- _Do this_:
Write out each entry, exactly the way it appears.
----------------
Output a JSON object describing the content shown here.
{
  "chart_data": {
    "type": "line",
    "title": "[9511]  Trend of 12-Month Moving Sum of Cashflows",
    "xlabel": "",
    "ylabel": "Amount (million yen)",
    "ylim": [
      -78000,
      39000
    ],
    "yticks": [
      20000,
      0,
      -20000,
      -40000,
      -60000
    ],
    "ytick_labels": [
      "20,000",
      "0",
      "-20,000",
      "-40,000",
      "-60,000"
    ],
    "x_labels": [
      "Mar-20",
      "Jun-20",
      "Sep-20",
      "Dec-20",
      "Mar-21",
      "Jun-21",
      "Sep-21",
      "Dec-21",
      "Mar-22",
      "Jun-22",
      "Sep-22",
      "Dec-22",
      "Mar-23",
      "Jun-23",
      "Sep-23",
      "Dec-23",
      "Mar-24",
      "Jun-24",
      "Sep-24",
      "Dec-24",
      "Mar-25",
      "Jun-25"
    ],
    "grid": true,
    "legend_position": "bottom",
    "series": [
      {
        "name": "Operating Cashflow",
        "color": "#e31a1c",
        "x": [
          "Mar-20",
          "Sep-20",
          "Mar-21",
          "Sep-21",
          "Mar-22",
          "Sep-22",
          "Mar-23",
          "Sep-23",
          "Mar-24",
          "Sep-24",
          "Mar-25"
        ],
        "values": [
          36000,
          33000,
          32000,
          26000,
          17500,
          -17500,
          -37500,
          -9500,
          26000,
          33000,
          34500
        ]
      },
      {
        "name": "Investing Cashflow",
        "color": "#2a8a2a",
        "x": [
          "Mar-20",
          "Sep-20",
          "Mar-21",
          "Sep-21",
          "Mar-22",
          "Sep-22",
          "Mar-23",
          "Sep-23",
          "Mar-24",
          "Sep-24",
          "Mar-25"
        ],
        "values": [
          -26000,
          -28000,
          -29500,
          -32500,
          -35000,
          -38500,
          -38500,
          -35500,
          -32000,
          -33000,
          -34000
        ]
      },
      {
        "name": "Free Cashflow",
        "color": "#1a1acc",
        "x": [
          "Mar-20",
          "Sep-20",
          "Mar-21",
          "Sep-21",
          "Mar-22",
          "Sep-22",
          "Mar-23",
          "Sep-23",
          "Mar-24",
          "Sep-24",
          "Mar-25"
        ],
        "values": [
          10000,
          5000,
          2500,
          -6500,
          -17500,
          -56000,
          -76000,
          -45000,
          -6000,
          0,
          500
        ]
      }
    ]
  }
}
----------------
- _Correct answer_:
Output a JSON object describing the content shown here.
{
  "chart_data": {
    "type": "line",
    "title": "[9511]  Trend of 12-Month Moving Sum of Cashflows",
    "xlabel": "",
    "ylabel": "Amount (million yen)",
    "ylim": [
      -78000,
      39000
    ],
    "yticks": [
      20000,
      0,
      -20000,
      -40000,
      -60000
    ],
    "ytick_labels": [
      "20,000",
      "0",
      "-20,000",
      "-40,000",
      "-60,000"
    ],
    "x_labels": [
      "Mar-20",
      "Jun-20",
      "Sep-20",
      "Dec-20",
      "Mar-21",
      "Jun-21",
      "Sep-21",
      "Dec-21",
      "Mar-22",
      "Jun-22",
      "Sep-22",
      "Dec-22",
      "Mar-23",
      "Jun-23",
      "Sep-23",
      "Dec-23",
      "Mar-24",
      "Jun-24",
      "Sep-24",
      "Dec-24",
      "Mar-25",
      "Jun-25"
    ],
    "grid": true,
    "legend_position": "bottom",
    "series": [
      {
        "name": "Operating Cashflow",
        "color": "#e31a1c",
        "x": [
          "Mar-20",
          "Sep-20",
          "Mar-21",
          "Sep-21",
          "Mar-22",
          "Sep-22",
          "Mar-23",
          "Sep-23",
          "Mar-24",
          "Sep-24",
          "Mar-25"
        ],
        "values": [
          36000,
          33000,
          32000,
          26000,
          17500,
          -17500,
          -37500,
          -9500,
          26000,
          33000,
          34500
        ]
      },
      {
        "name": "Investing Cashflow",
        "color": "#2a8a2a",
        "x": [
          "Mar-20",
          "Sep-20",
          "Mar-21",
          "Sep-21",
          "Mar-22",
          "Sep-22",
          "Mar-23",
          "Sep-23",
          "Mar-24",
          "Sep-24",
          "Mar-25"
        ],
        "values": [
          -26000,
          -28000,
          -29500,
          -32500,
          -35000,
          -38500,
          -38500,
          -35500,
          -32000,
          -33000,
          -34000
        ]
      },
      {
        "name": "Free Cashflow",
        "color": "#1a1acc",
        "x": [
          "Mar-20",
          "Sep-20",
          "Mar-21",
          "Sep-21",
          "Mar-22",
          "Sep-22",
          "Mar-23",
          "Sep-23",
          "Mar-24",
          "Sep-24",
          "Mar-25"
        ],
        "values": [
          10000,
          5000,
          2500,
          -6500,
          -17500,
          -56000,
          -76000,
          -45000,
          -6000,
          0,
          500
        ]
      }
    ]
  }
}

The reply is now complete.